• [Task statement]: Produce a word-for-word copy of the listing below without its pictures.

** BEGIN **

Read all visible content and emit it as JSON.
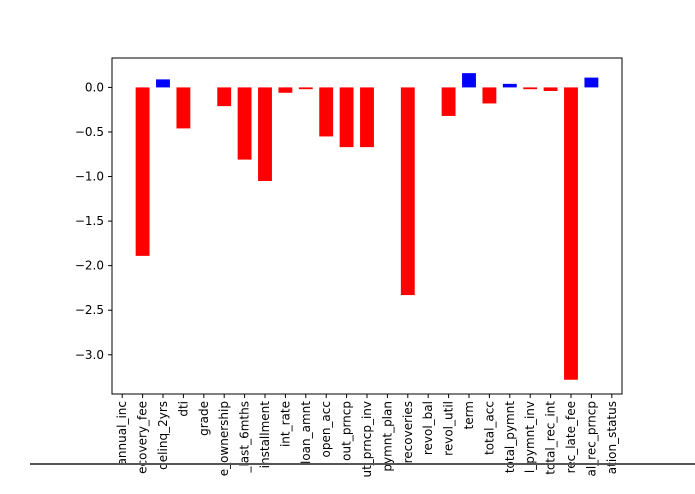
{
  "chart_data": {
    "type": "bar",
    "title": "",
    "xlabel": "",
    "ylabel": "",
    "categories": [
      "annual_inc",
      "ecovery_fee",
      "delinq_2yrs",
      "dti",
      "grade",
      "e_ownership",
      "_last_6mths",
      "installment",
      "int_rate",
      "loan_amnt",
      "open_acc",
      "out_prncp",
      "ut_prncp_inv",
      "pymnt_plan",
      "recoveries",
      "revol_bal",
      "revol_util",
      "term",
      "total_acc",
      "total_pymnt",
      "l_pymnt_inv",
      "total_rec_int",
      "rec_late_fee",
      "al_rec_prncp",
      "ation_status"
    ],
    "values": [
      0.0,
      -1.89,
      0.09,
      -0.46,
      0.0,
      -0.21,
      -0.81,
      -1.05,
      -0.06,
      -0.02,
      -0.55,
      -0.67,
      -0.67,
      0.0,
      -2.33,
      0.0,
      -0.32,
      0.16,
      -0.18,
      0.04,
      -0.02,
      -0.04,
      -3.28,
      0.11,
      0.0
    ],
    "positive_color": "#0000ff",
    "negative_color": "#ff0000",
    "ylim": [
      -3.44,
      0.33
    ],
    "yticks": [
      0.0,
      -0.5,
      -1.0,
      -1.5,
      -2.0,
      -2.5,
      -3.0
    ],
    "ytick_labels": [
      "0.0",
      "−0.5",
      "−1.0",
      "−1.5",
      "−2.0",
      "−2.5",
      "−3.0"
    ],
    "grid": false,
    "legend": "none"
  }
}
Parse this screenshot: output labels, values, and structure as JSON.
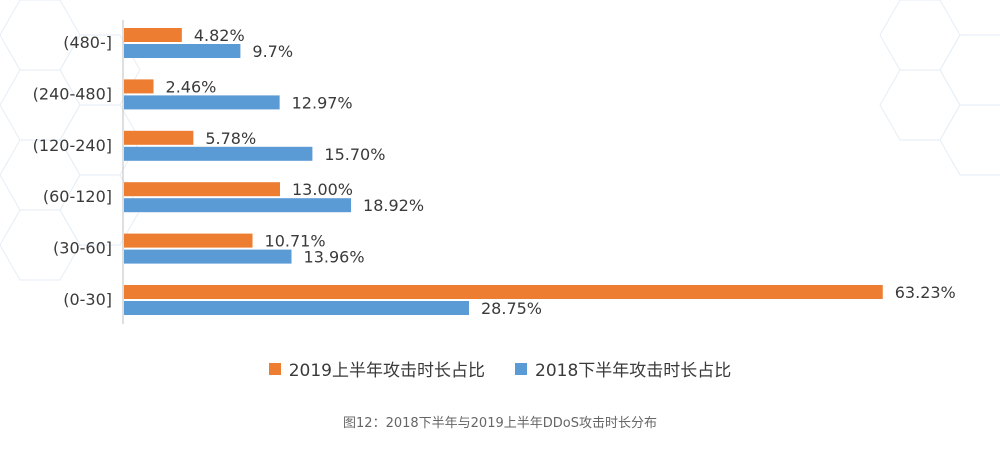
{
  "chart_data": {
    "type": "bar",
    "orientation": "horizontal",
    "categories": [
      "(480-]",
      "(240-480]",
      "(120-240]",
      "(60-120]",
      "(30-60]",
      "(0-30]"
    ],
    "series": [
      {
        "name": "2019上半年攻击时长占比",
        "color": "#ED7D31",
        "values": [
          4.82,
          2.46,
          5.78,
          13.0,
          10.71,
          63.23
        ],
        "labels": [
          "4.82%",
          "2.46%",
          "5.78%",
          "13.00%",
          "10.71%",
          "63.23%"
        ]
      },
      {
        "name": "2018下半年攻击时长占比",
        "color": "#5B9BD5",
        "values": [
          9.7,
          12.97,
          15.7,
          18.92,
          13.96,
          28.75
        ],
        "labels": [
          "9.7%",
          "12.97%",
          "15.70%",
          "18.92%",
          "13.96%",
          "28.75%"
        ]
      }
    ],
    "xlim": [
      0,
      70
    ],
    "grid": false,
    "legend_position": "bottom"
  },
  "caption": "图12：2018下半年与2019上半年DDoS攻击时长分布"
}
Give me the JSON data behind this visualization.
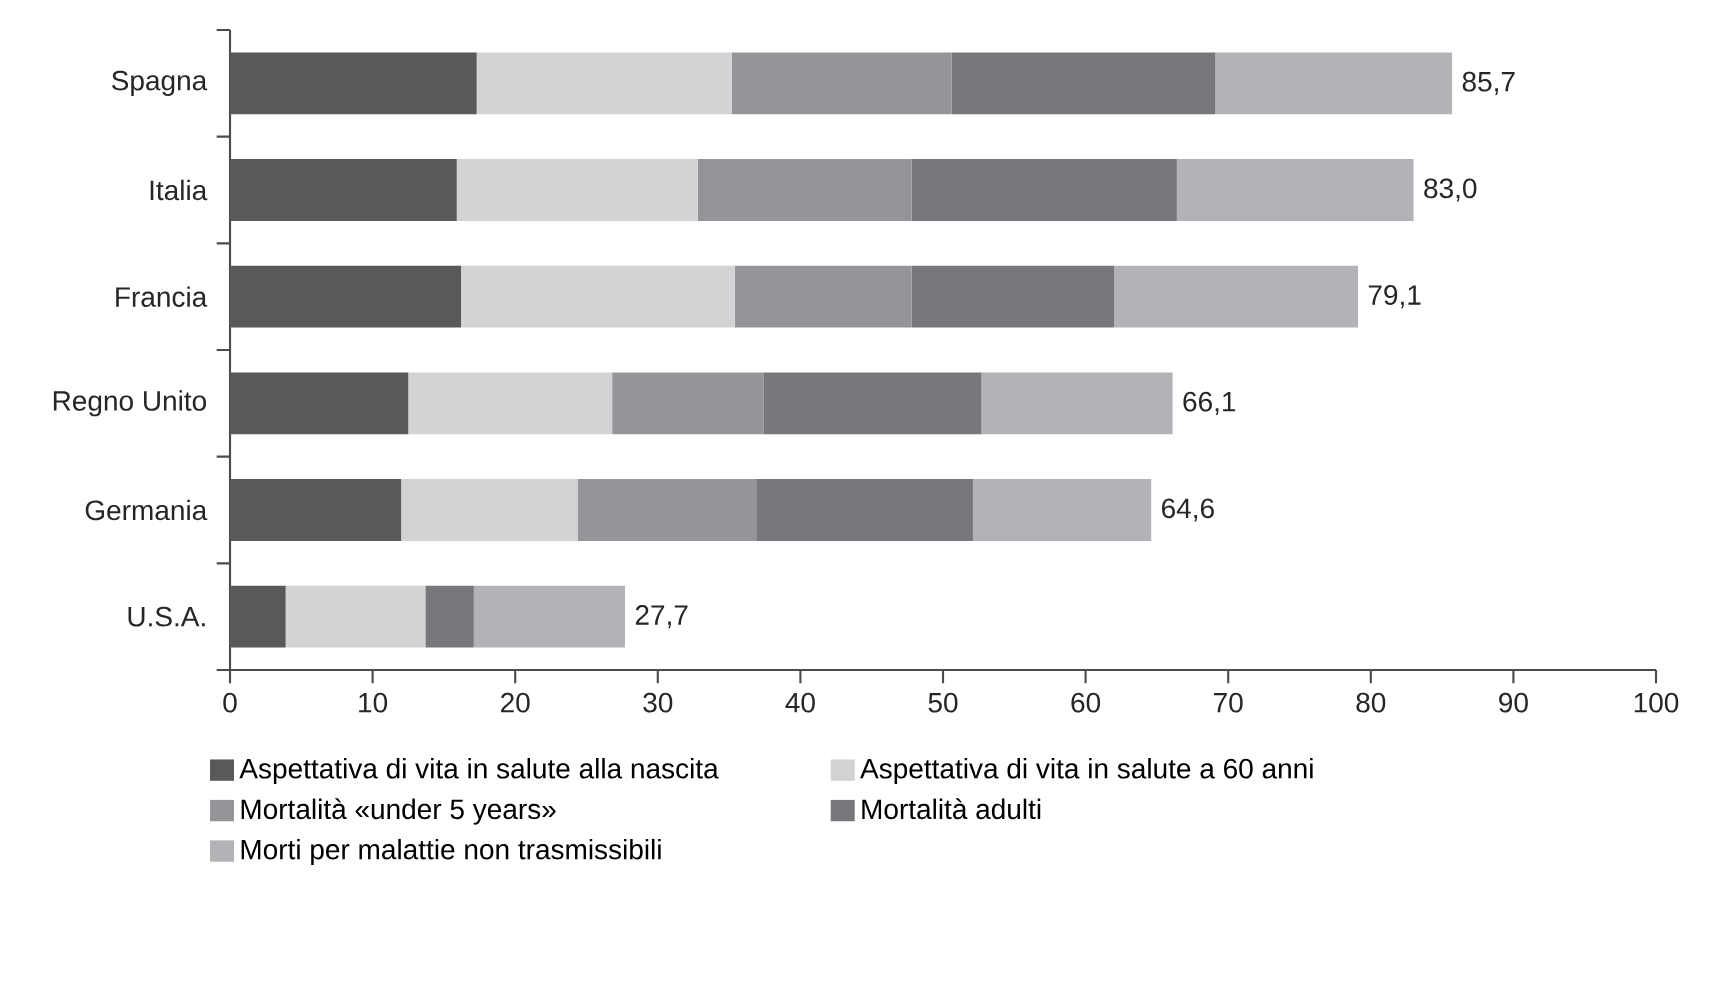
{
  "chart_data": {
    "type": "bar",
    "orientation": "horizontal",
    "stacked": true,
    "categories": [
      "Spagna",
      "Italia",
      "Francia",
      "Regno Unito",
      "Germania",
      "U.S.A."
    ],
    "series": [
      {
        "name": "Aspettativa di vita in salute alla nascita",
        "color": "#58595b",
        "values": [
          17.3,
          15.9,
          16.2,
          12.5,
          12.0,
          3.9
        ]
      },
      {
        "name": "Aspettativa di vita in salute a 60 anni",
        "color": "#d1d3d4",
        "values": [
          17.9,
          16.9,
          19.2,
          14.3,
          12.4,
          9.8
        ]
      },
      {
        "name": "Mortalità «under 5 years»",
        "color": "#939598",
        "values": [
          15.4,
          15.0,
          12.4,
          10.6,
          12.5,
          0
        ]
      },
      {
        "name": "Mortalità adulti",
        "color": "#77787b",
        "values": [
          18.5,
          18.6,
          14.2,
          15.3,
          15.2,
          3.4
        ]
      },
      {
        "name": "Morti per malattie non trasmissibili",
        "color": "#b1b3b6",
        "values": [
          16.6,
          16.6,
          17.1,
          13.4,
          12.5,
          10.6
        ]
      }
    ],
    "totals": [
      "85,7",
      "83,0",
      "79,1",
      "66,1",
      "64,6",
      "27,7"
    ],
    "xlim": [
      0,
      100
    ],
    "xticks": [
      0,
      10,
      20,
      30,
      40,
      50,
      60,
      70,
      80,
      90,
      100
    ],
    "grid": false,
    "legend": "bottom"
  }
}
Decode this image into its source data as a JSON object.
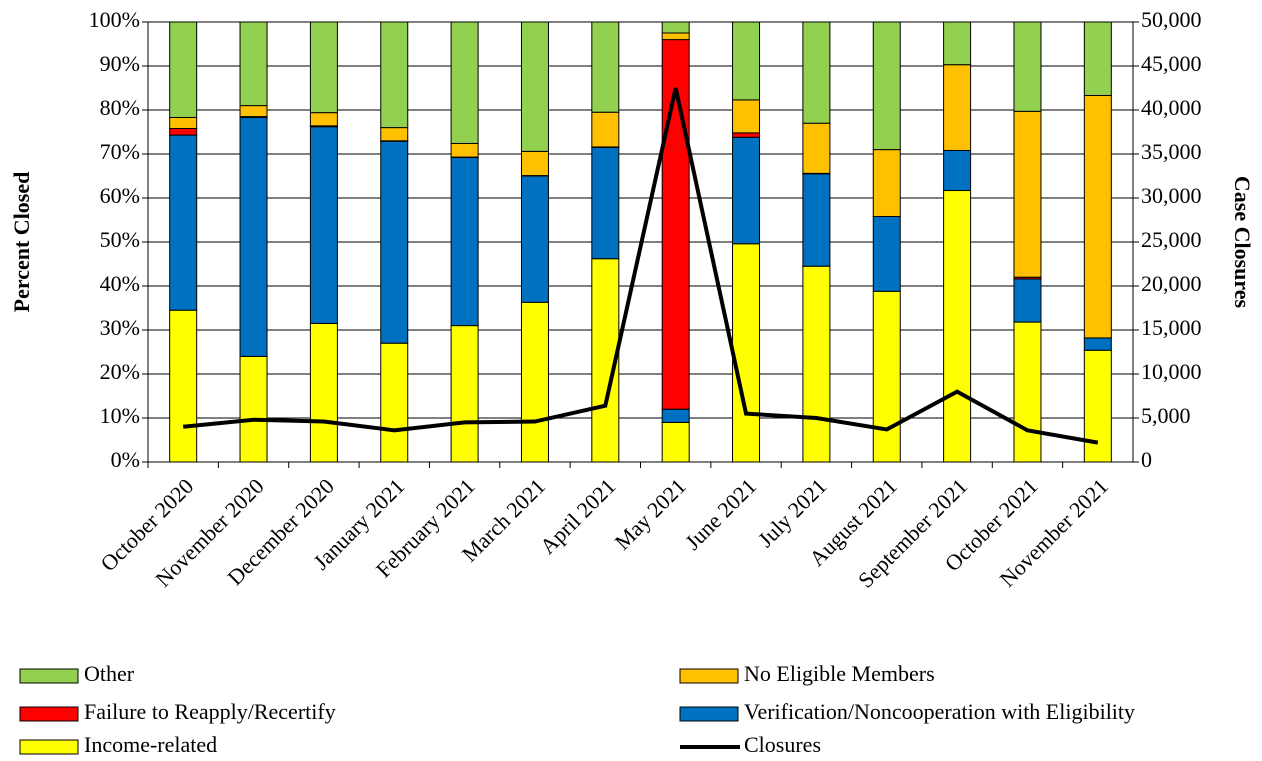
{
  "chart_data": {
    "type": "stacked_bar_line",
    "y_label": "Percent Closed",
    "y2_label": "Case Closures",
    "categories": [
      "October 2020",
      "November 2020",
      "December 2020",
      "January 2021",
      "February 2021",
      "March 2021",
      "April 2021",
      "May 2021",
      "June 2021",
      "July 2021",
      "August 2021",
      "September 2021",
      "October 2021",
      "November 2021"
    ],
    "series": [
      {
        "name": "Income-related",
        "color": "#ffff00",
        "values": [
          34.5,
          24,
          31.5,
          27,
          31,
          36.3,
          46.2,
          9,
          49.6,
          44.5,
          38.8,
          61.7,
          31.8,
          25.4
        ]
      },
      {
        "name": "Verification/Noncooperation with Eligibility",
        "color": "#0070c0",
        "values": [
          39.8,
          54.3,
          44.7,
          45.9,
          38.2,
          28.7,
          25.3,
          3,
          24.2,
          21,
          17,
          9.1,
          9.8,
          2.8
        ]
      },
      {
        "name": "Failure to Reapply/Recertify",
        "color": "#ff0000",
        "values": [
          1.5,
          0.2,
          0.2,
          0.1,
          0.1,
          0.1,
          0.1,
          84,
          1,
          0.1,
          0,
          0,
          0.4,
          0
        ]
      },
      {
        "name": "No Eligible Members",
        "color": "#ffc000",
        "values": [
          2.5,
          2.5,
          3,
          3,
          3.1,
          5.5,
          7.9,
          1.5,
          7.5,
          11.4,
          15.2,
          19.5,
          37.7,
          55.1
        ]
      },
      {
        "name": "Other",
        "color": "#92d050",
        "values": [
          21.7,
          19,
          20.6,
          24,
          27.6,
          29.4,
          20.5,
          2.5,
          17.7,
          23,
          29,
          9.7,
          20.3,
          16.7
        ]
      },
      {
        "name": "Closures",
        "color": "#000000",
        "axis": "y2",
        "values": [
          4000,
          4800,
          4600,
          3600,
          4500,
          4600,
          6400,
          42500,
          5500,
          5000,
          3700,
          8000,
          3600,
          2200
        ]
      }
    ],
    "ylim": [
      0,
      100
    ],
    "yticks": [
      {
        "value": 0,
        "label": "0%"
      },
      {
        "value": 10,
        "label": "10%"
      },
      {
        "value": 20,
        "label": "20%"
      },
      {
        "value": 30,
        "label": "30%"
      },
      {
        "value": 40,
        "label": "40%"
      },
      {
        "value": 50,
        "label": "50%"
      },
      {
        "value": 60,
        "label": "60%"
      },
      {
        "value": 70,
        "label": "70%"
      },
      {
        "value": 80,
        "label": "80%"
      },
      {
        "value": 90,
        "label": "90%"
      },
      {
        "value": 100,
        "label": "100%"
      }
    ],
    "y2lim": [
      0,
      50000
    ],
    "y2ticks": [
      0,
      {
        "value": 5000,
        "label": "5,000"
      },
      {
        "value": 10000,
        "label": "10,000"
      },
      {
        "value": 15000,
        "label": "15,000"
      },
      {
        "value": 20000,
        "label": "20,000"
      },
      {
        "value": 25000,
        "label": "25,000"
      },
      {
        "value": 30000,
        "label": "30,000"
      },
      {
        "value": 35000,
        "label": "35,000"
      },
      {
        "value": 40000,
        "label": "40,000"
      },
      {
        "value": 45000,
        "label": "45,000"
      },
      {
        "value": 50000,
        "label": "50,000"
      }
    ],
    "grid": true
  }
}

** END **

• [Answer for the task]:
Read all visible content and emit it as JSON.
{
  "chart_data": {
    "type": "bar",
    "title": "",
    "xlabel": "",
    "ylabel": "",
    "categories": [
      "annual_inc",
      "ecovery_fee",
      "delinq_2yrs",
      "dti",
      "grade",
      "e_ownership",
      "_last_6mths",
      "installment",
      "int_rate",
      "loan_amnt",
      "open_acc",
      "out_prncp",
      "ut_prncp_inv",
      "pymnt_plan",
      "recoveries",
      "revol_bal",
      "revol_util",
      "term",
      "total_acc",
      "total_pymnt",
      "l_pymnt_inv",
      "total_rec_int",
      "rec_late_fee",
      "al_rec_prncp",
      "ation_status"
    ],
    "values": [
      0.0,
      -1.89,
      0.09,
      -0.46,
      0.0,
      -0.21,
      -0.81,
      -1.05,
      -0.06,
      -0.02,
      -0.55,
      -0.67,
      -0.67,
      0.0,
      -2.33,
      0.0,
      -0.32,
      0.16,
      -0.18,
      0.04,
      -0.02,
      -0.04,
      -3.28,
      0.11,
      0.0
    ],
    "positive_color": "#0000ff",
    "negative_color": "#ff0000",
    "ylim": [
      -3.44,
      0.33
    ],
    "yticks": [
      0.0,
      -0.5,
      -1.0,
      -1.5,
      -2.0,
      -2.5,
      -3.0
    ],
    "ytick_labels": [
      "0.0",
      "−0.5",
      "−1.0",
      "−1.5",
      "−2.0",
      "−2.5",
      "−3.0"
    ],
    "grid": false,
    "legend": "none"
  }
}
Parse this screenshot: output labels, values, and structure as JSON.
{
  "chart_data": {
    "type": "bar",
    "orientation": "horizontal",
    "categories": [
      "(480-]",
      "(240-480]",
      "(120-240]",
      "(60-120]",
      "(30-60]",
      "(0-30]"
    ],
    "series": [
      {
        "name": "2019上半年攻击时长占比",
        "color": "#ED7D31",
        "values": [
          4.82,
          2.46,
          5.78,
          13.0,
          10.71,
          63.23
        ],
        "labels": [
          "4.82%",
          "2.46%",
          "5.78%",
          "13.00%",
          "10.71%",
          "63.23%"
        ]
      },
      {
        "name": "2018下半年攻击时长占比",
        "color": "#5B9BD5",
        "values": [
          9.7,
          12.97,
          15.7,
          18.92,
          13.96,
          28.75
        ],
        "labels": [
          "9.7%",
          "12.97%",
          "15.70%",
          "18.92%",
          "13.96%",
          "28.75%"
        ]
      }
    ],
    "xlim": [
      0,
      70
    ],
    "grid": false,
    "legend_position": "bottom"
  },
  "caption": "图12：2018下半年与2019上半年DDoS攻击时长分布"
}
Give me the JSON data behind this visualization.
{
  "chart_data": {
    "type": "bar",
    "orientation": "horizontal",
    "stacked": true,
    "categories": [
      "Spagna",
      "Italia",
      "Francia",
      "Regno Unito",
      "Germania",
      "U.S.A."
    ],
    "series": [
      {
        "name": "Aspettativa di vita in salute alla nascita",
        "color": "#58595b",
        "values": [
          17.3,
          15.9,
          16.2,
          12.5,
          12.0,
          3.9
        ]
      },
      {
        "name": "Aspettativa di vita in salute a 60 anni",
        "color": "#d1d3d4",
        "values": [
          17.9,
          16.9,
          19.2,
          14.3,
          12.4,
          9.8
        ]
      },
      {
        "name": "Mortalità «under 5 years»",
        "color": "#939598",
        "values": [
          15.4,
          15.0,
          12.4,
          10.6,
          12.5,
          0
        ]
      },
      {
        "name": "Mortalità adulti",
        "color": "#77787b",
        "values": [
          18.5,
          18.6,
          14.2,
          15.3,
          15.2,
          3.4
        ]
      },
      {
        "name": "Morti per malattie non trasmissibili",
        "color": "#b1b3b6",
        "values": [
          16.6,
          16.6,
          17.1,
          13.4,
          12.5,
          10.6
        ]
      }
    ],
    "totals": [
      "85,7",
      "83,0",
      "79,1",
      "66,1",
      "64,6",
      "27,7"
    ],
    "xlim": [
      0,
      100
    ],
    "xticks": [
      0,
      10,
      20,
      30,
      40,
      50,
      60,
      70,
      80,
      90,
      100
    ],
    "grid": false,
    "legend": "bottom"
  }
}
Decode this image into its source data as a JSON object.
{
  "chart_data": {
    "type": "stacked_bar_line",
    "y_label": "Percent Closed",
    "y2_label": "Case Closures",
    "categories": [
      "October 2020",
      "November 2020",
      "December 2020",
      "January 2021",
      "February 2021",
      "March 2021",
      "April 2021",
      "May 2021",
      "June 2021",
      "July 2021",
      "August 2021",
      "September 2021",
      "October 2021",
      "November 2021"
    ],
    "series": [
      {
        "name": "Income-related",
        "color": "#ffff00",
        "values": [
          34.5,
          24,
          31.5,
          27,
          31,
          36.3,
          46.2,
          9,
          49.6,
          44.5,
          38.8,
          61.7,
          31.8,
          25.4
        ]
      },
      {
        "name": "Verification/Noncooperation with Eligibility",
        "color": "#0070c0",
        "values": [
          39.8,
          54.3,
          44.7,
          45.9,
          38.2,
          28.7,
          25.3,
          3,
          24.2,
          21,
          17,
          9.1,
          9.8,
          2.8
        ]
      },
      {
        "name": "Failure to Reapply/Recertify",
        "color": "#ff0000",
        "values": [
          1.5,
          0.2,
          0.2,
          0.1,
          0.1,
          0.1,
          0.1,
          84,
          1,
          0.1,
          0,
          0,
          0.4,
          0
        ]
      },
      {
        "name": "No Eligible Members",
        "color": "#ffc000",
        "values": [
          2.5,
          2.5,
          3,
          3,
          3.1,
          5.5,
          7.9,
          1.5,
          7.5,
          11.4,
          15.2,
          19.5,
          37.7,
          55.1
        ]
      },
      {
        "name": "Other",
        "color": "#92d050",
        "values": [
          21.7,
          19,
          20.6,
          24,
          27.6,
          29.4,
          20.5,
          2.5,
          17.7,
          23,
          29,
          9.7,
          20.3,
          16.7
        ]
      },
      {
        "name": "Closures",
        "color": "#000000",
        "axis": "y2",
        "values": [
          4000,
          4800,
          4600,
          3600,
          4500,
          4600,
          6400,
          42500,
          5500,
          5000,
          3700,
          8000,
          3600,
          2200
        ]
      }
    ],
    "ylim": [
      0,
      100
    ],
    "yticks": [
      {
        "value": 0,
        "label": "0%"
      },
      {
        "value": 10,
        "label": "10%"
      },
      {
        "value": 20,
        "label": "20%"
      },
      {
        "value": 30,
        "label": "30%"
      },
      {
        "value": 40,
        "label": "40%"
      },
      {
        "value": 50,
        "label": "50%"
      },
      {
        "value": 60,
        "label": "60%"
      },
      {
        "value": 70,
        "label": "70%"
      },
      {
        "value": 80,
        "label": "80%"
      },
      {
        "value": 90,
        "label": "90%"
      },
      {
        "value": 100,
        "label": "100%"
      }
    ],
    "y2lim": [
      0,
      50000
    ],
    "y2ticks": [
      0,
      {
        "value": 5000,
        "label": "5,000"
      },
      {
        "value": 10000,
        "label": "10,000"
      },
      {
        "value": 15000,
        "label": "15,000"
      },
      {
        "value": 20000,
        "label": "20,000"
      },
      {
        "value": 25000,
        "label": "25,000"
      },
      {
        "value": 30000,
        "label": "30,000"
      },
      {
        "value": 35000,
        "label": "35,000"
      },
      {
        "value": 40000,
        "label": "40,000"
      },
      {
        "value": 45000,
        "label": "45,000"
      },
      {
        "value": 50000,
        "label": "50,000"
      }
    ],
    "grid": true
  }
}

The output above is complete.